> _PROVIDED PASSAGE_
══════════
# Airbrushing



## Genosmate (16/11/15)

Anyone know about airbrushing,any advice on guns,compressors etc would be appreciated.
Specifically I want to try and spray clear coat onto wooden mods.

Reactions: Winner 1


----------



## Rowan Francis (16/11/15)

i have done plenty of airbrushing ..

Reactions: Optimistic 1


----------



## jtgrey (16/11/15)

I do my air brushing with a regulator and a truck tyre! That way i can do it indoors without the compressor noise. Air brush guns use little air and a tyre pumped to 5 bar can really go a long way.

Reactions: Like 3 | Thanks 1 | Can relate 1 | Informative 1 | Useful 2


----------



## Rowan Francis (16/11/15)

yup thats a good cheap method , i used to do the same . However spraying a wood mod with clear coat , you are going to want to do one even coat and a airbrush is not going to be easy as it will require many passes to do one coat , better look at the following - a finishing spray gun top feed and a small 25l compressor , i got mine by shopping around .Compressor look at about R1800and a finishing gun for a couple of hundred ..

Reactions: Like 2 | Thanks 1


----------



## Resistance (10/9/18)

@Genosmate still need info on this topic?


----------



## Genosmate (10/9/18)

Resistance said:


> @Genosmate still need info on this topic?


Yes please.
Got a compressor and an airbrush etc etc,just not used it,any help/advice would be appreciated.

Reactions: Like 1


----------



## zadiac (10/9/18)

Genosmate said:


> Yes please.
> Got a compressor and an airbrush etc etc,just not used it,any help/advice would be appreciated.



YouTube?
I did a quick search there and there are tons of videos on airbrushing for beginners and advanced.

Reactions: Like 1 | Thanks 1


----------



## Resistance (5/10/18)

@Genosmate 
Have you tried it out yet?


----------
══════════
> _RECORD LIST_
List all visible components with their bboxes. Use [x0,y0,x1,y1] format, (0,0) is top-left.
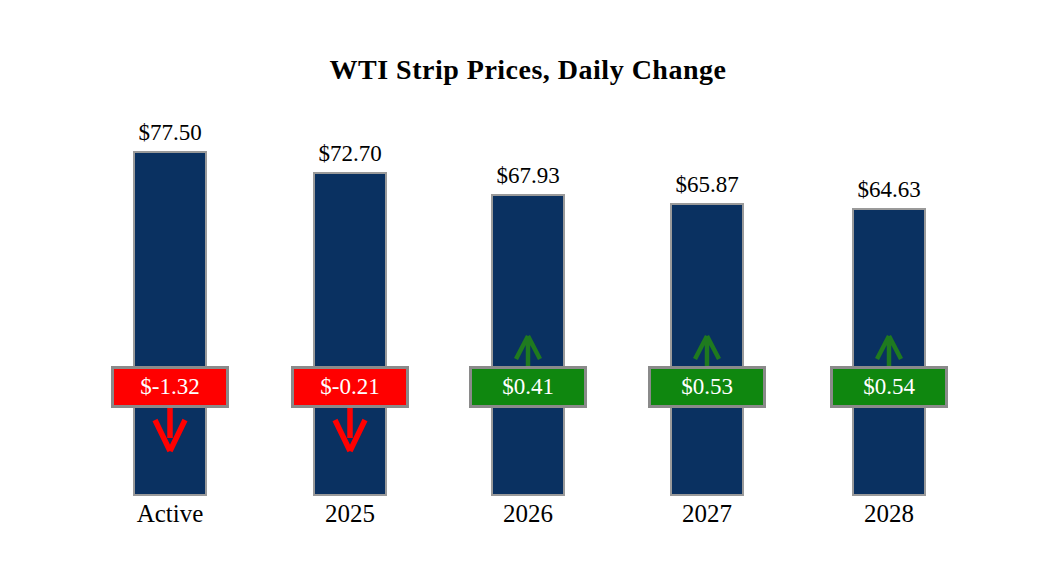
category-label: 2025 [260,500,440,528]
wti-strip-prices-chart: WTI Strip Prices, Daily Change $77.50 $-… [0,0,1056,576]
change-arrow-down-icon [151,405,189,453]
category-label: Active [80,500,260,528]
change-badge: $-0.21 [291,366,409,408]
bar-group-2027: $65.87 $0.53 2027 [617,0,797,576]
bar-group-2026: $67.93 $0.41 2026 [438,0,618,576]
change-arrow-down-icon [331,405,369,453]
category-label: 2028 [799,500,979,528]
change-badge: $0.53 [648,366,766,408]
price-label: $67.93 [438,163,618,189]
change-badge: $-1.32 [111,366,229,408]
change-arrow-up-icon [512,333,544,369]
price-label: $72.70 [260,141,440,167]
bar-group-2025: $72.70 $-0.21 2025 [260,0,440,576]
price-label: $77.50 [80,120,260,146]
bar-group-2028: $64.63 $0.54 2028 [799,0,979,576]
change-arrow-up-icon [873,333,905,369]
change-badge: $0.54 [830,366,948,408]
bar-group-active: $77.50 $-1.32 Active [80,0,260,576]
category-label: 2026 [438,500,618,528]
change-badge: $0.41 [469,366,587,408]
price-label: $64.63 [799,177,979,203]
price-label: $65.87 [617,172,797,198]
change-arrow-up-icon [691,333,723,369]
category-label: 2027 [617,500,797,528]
══════════
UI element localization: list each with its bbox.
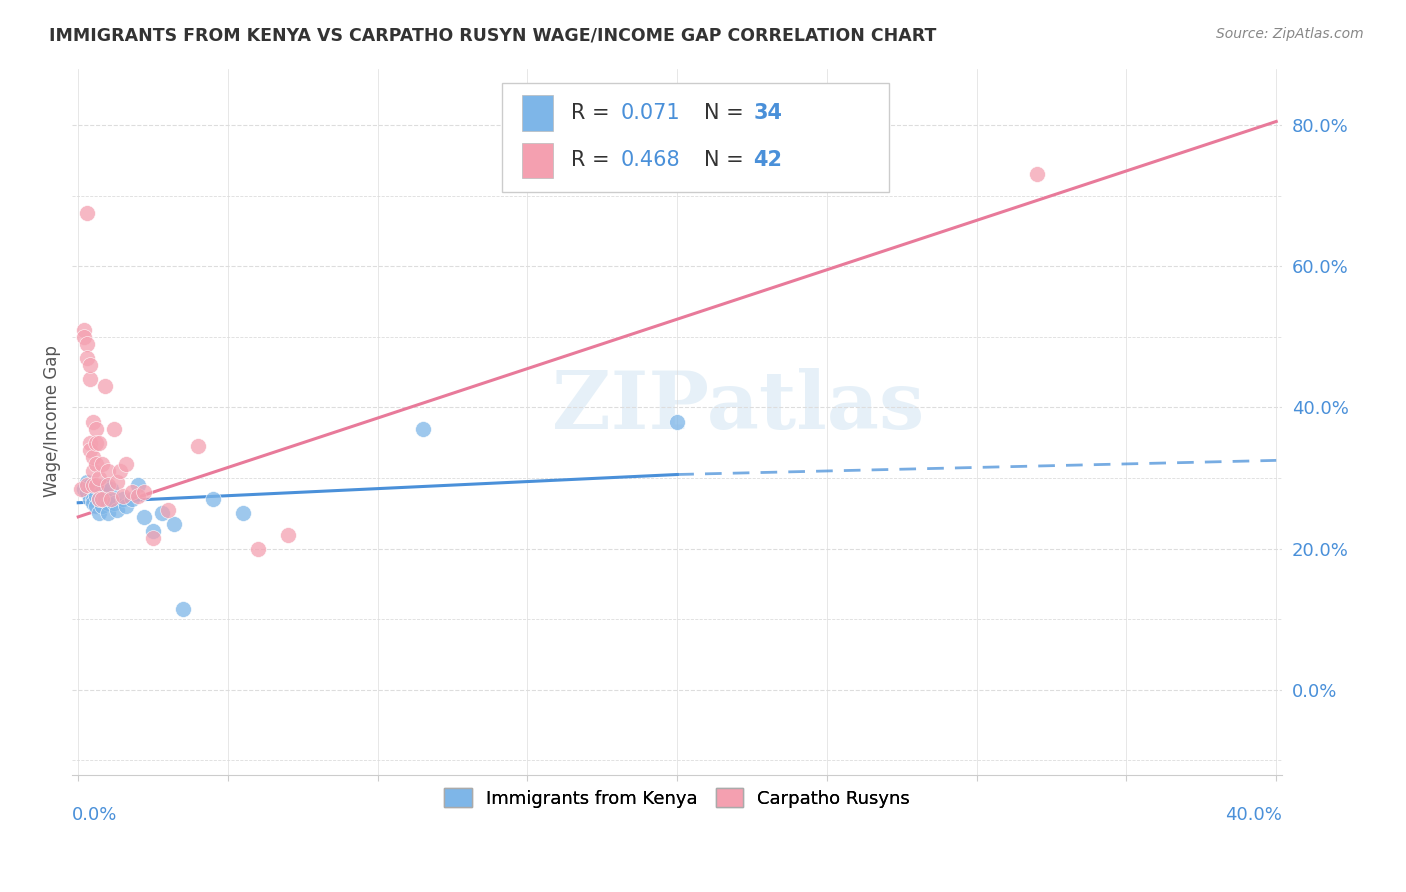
══════════
In the airbrushing thread, about how much does Rowan Francis say to expect to pay for a compressor? The lines aren't needed for this.

About R1800.